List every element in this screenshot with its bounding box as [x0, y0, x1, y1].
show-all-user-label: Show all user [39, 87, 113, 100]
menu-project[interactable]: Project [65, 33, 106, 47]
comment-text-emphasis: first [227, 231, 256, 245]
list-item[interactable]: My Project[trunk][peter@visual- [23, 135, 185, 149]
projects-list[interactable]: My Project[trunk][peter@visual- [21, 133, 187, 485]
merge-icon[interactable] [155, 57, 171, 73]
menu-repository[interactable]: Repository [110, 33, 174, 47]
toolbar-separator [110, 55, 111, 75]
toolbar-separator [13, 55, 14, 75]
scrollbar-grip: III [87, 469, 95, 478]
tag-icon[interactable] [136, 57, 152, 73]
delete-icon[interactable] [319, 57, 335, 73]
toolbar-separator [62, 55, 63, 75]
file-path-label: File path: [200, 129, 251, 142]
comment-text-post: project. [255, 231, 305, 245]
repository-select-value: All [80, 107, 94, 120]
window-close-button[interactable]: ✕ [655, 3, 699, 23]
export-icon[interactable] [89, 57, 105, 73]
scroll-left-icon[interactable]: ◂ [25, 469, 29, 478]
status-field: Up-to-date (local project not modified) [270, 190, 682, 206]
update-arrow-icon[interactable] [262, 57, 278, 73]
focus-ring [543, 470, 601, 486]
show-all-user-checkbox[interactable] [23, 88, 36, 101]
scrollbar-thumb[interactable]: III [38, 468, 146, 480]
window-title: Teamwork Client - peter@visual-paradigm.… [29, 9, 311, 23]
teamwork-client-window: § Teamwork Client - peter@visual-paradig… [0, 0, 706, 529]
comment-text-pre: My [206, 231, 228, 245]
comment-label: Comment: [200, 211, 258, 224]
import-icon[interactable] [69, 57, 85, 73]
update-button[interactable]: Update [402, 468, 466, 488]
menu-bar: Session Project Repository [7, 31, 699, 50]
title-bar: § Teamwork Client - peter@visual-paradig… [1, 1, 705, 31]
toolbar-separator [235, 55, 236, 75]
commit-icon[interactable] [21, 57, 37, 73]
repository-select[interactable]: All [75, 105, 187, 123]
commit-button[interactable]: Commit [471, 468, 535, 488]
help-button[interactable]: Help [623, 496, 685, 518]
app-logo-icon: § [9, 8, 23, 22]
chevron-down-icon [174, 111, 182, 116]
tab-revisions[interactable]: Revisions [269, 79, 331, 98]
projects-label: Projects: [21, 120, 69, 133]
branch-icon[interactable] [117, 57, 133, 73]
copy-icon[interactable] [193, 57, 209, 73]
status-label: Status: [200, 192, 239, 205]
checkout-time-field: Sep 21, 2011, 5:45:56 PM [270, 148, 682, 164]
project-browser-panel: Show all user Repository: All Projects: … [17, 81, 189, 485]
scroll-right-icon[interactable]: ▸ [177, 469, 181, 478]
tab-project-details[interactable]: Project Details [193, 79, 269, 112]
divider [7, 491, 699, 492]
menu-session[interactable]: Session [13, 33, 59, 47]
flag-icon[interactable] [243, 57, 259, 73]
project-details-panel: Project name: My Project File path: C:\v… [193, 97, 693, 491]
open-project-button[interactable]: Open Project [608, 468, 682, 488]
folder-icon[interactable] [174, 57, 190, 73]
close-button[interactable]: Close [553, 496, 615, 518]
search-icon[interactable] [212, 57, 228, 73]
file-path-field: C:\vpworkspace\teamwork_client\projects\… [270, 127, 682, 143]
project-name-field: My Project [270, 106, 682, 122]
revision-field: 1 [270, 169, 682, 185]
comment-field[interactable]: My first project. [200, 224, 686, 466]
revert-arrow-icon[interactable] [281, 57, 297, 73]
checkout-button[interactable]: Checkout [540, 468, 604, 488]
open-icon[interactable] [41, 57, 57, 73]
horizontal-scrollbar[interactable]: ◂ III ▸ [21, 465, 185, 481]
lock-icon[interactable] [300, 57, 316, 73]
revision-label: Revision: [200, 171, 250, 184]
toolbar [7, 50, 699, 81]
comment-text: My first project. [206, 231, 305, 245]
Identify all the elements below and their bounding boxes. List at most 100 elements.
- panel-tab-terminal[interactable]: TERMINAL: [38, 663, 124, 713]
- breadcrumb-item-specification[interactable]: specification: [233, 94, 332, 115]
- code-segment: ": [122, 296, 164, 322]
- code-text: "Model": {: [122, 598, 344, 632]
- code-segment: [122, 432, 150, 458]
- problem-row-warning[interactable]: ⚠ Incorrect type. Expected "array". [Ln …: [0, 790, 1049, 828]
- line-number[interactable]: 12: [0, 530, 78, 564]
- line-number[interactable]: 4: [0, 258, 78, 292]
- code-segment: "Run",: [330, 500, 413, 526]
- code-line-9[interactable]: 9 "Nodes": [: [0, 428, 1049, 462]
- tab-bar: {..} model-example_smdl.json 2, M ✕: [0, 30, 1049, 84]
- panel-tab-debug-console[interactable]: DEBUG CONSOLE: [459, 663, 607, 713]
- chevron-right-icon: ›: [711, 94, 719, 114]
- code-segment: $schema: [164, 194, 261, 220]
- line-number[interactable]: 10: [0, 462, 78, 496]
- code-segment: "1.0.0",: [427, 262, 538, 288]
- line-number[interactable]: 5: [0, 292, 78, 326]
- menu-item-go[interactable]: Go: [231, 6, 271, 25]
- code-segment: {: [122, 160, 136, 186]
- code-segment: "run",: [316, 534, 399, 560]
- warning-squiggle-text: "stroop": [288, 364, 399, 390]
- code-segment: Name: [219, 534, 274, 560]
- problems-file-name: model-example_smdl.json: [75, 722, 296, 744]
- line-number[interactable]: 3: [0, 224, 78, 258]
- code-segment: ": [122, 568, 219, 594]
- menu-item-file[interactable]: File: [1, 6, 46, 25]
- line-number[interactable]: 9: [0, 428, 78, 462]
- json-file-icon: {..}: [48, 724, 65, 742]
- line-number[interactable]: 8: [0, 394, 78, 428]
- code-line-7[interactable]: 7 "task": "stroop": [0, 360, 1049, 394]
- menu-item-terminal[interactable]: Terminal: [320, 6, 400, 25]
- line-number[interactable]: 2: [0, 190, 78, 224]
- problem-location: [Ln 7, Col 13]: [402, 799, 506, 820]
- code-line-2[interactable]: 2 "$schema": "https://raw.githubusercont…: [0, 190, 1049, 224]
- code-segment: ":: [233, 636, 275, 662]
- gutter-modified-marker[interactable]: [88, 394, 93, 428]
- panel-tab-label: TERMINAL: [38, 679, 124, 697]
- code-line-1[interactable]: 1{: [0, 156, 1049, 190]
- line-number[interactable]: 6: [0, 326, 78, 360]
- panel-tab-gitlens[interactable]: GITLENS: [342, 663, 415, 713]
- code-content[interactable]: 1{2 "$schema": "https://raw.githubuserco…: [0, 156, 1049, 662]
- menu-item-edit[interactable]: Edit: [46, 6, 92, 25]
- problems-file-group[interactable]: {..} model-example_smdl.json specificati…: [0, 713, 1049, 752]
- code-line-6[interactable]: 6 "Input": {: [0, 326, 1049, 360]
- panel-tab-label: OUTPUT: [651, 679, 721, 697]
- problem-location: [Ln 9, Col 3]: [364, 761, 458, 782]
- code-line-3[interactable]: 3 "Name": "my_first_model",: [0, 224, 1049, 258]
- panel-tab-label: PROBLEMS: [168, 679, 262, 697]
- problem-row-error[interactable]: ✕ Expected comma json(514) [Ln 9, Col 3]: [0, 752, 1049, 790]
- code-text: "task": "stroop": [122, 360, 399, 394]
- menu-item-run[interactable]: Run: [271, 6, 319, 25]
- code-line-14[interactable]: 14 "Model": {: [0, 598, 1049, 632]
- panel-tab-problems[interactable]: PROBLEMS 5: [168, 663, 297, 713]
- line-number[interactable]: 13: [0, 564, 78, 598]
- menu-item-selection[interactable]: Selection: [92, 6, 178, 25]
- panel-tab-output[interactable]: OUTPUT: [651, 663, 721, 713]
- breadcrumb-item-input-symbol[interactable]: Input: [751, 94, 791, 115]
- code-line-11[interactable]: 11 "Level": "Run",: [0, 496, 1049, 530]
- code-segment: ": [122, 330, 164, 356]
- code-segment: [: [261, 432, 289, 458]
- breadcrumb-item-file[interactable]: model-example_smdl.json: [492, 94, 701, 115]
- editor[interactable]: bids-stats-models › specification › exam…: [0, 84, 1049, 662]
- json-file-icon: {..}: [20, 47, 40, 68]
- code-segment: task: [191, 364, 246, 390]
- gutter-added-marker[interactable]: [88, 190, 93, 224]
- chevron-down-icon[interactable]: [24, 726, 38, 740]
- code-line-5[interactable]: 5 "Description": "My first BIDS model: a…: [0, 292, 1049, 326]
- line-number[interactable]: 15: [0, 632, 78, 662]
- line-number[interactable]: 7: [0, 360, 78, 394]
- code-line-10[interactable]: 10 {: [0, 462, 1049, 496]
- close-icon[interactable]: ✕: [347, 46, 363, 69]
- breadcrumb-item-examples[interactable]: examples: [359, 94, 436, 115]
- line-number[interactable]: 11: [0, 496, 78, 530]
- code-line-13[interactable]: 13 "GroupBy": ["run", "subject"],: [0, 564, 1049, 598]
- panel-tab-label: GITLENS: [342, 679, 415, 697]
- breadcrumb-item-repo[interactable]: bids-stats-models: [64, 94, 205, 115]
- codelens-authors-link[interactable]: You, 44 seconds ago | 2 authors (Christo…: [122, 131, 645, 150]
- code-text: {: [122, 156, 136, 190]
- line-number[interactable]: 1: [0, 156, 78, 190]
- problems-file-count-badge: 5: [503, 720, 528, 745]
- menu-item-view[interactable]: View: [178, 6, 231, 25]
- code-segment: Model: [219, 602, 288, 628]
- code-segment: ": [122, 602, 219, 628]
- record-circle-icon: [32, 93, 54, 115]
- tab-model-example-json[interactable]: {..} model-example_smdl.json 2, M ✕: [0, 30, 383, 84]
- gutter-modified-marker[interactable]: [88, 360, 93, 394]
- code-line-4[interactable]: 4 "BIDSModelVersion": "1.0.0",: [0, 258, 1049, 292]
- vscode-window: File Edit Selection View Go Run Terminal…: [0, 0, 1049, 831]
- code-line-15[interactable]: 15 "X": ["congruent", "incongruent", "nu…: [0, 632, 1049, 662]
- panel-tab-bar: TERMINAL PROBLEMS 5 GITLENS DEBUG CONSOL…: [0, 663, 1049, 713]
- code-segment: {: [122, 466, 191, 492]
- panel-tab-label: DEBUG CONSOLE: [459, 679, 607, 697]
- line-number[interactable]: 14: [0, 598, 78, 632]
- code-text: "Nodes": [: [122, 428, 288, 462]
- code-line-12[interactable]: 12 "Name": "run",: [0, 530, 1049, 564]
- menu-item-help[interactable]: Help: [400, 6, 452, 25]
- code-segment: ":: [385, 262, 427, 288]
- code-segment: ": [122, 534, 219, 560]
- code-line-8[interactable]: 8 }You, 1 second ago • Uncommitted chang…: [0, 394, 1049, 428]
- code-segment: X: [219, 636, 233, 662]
+ + +
**The problem**
Reproduce the listing word for word, starting at its first line and ending at the line that contains "135, 185, 149]".

**Answer to this problem**
List every element in this screenshot with its bounding box as [x0, y0, x1, y1].
show-all-user-label: Show all user [39, 87, 113, 100]
menu-project[interactable]: Project [65, 33, 106, 47]
comment-text-emphasis: first [227, 231, 256, 245]
list-item[interactable]: My Project[trunk][peter@visual- [23, 135, 185, 149]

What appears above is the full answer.